Your task ::
Check each line of the material. Copy those containing "oder".

Exercise materials ::
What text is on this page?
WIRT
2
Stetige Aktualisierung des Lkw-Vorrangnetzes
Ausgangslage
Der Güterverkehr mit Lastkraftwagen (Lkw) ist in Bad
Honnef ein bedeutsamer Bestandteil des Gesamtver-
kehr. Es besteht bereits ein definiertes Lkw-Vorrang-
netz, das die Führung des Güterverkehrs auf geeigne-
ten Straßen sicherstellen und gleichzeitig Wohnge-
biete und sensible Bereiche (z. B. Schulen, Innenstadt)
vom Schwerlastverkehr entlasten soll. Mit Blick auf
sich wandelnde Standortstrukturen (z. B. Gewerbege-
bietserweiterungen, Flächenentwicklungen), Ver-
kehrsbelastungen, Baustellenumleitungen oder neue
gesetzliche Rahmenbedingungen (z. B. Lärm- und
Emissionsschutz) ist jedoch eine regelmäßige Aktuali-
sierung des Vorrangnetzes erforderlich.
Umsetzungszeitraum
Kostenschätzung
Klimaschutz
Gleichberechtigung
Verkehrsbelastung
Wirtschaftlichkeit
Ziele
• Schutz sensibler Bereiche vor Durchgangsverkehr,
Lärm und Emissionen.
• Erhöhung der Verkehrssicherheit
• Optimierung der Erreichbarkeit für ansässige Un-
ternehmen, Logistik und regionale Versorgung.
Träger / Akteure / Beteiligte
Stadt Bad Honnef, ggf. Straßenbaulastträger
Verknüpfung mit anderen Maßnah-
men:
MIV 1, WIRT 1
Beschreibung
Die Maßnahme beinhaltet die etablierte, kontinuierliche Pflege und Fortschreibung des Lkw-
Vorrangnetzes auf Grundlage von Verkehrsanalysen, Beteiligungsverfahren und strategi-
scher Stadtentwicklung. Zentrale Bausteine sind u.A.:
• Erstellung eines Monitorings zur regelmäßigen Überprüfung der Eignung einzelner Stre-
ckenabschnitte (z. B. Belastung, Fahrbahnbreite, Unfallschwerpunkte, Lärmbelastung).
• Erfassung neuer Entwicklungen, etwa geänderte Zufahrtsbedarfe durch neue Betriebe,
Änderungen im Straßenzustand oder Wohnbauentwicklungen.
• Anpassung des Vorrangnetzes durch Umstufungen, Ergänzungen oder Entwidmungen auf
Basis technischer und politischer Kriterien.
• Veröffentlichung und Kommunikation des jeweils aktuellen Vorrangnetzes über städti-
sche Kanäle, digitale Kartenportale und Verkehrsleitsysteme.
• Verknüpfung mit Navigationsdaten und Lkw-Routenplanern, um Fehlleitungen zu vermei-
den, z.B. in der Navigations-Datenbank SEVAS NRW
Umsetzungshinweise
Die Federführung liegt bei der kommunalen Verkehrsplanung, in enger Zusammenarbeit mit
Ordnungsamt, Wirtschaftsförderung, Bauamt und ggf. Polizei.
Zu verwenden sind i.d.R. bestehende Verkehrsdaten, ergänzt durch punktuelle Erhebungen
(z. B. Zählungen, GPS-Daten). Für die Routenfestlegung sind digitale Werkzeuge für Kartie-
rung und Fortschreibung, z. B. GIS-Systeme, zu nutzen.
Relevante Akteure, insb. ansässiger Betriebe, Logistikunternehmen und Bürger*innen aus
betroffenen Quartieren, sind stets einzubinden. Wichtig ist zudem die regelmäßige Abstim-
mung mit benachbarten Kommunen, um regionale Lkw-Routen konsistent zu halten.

Complete output ::
kehrsbelastungen, Baustellenumleitungen oder neue
Änderungen im Straßenzustand oder Wohnbauentwicklungen.
• Anpassung des Vorrangnetzes durch Umstufungen, Ergänzungen oder Entwidmungen auf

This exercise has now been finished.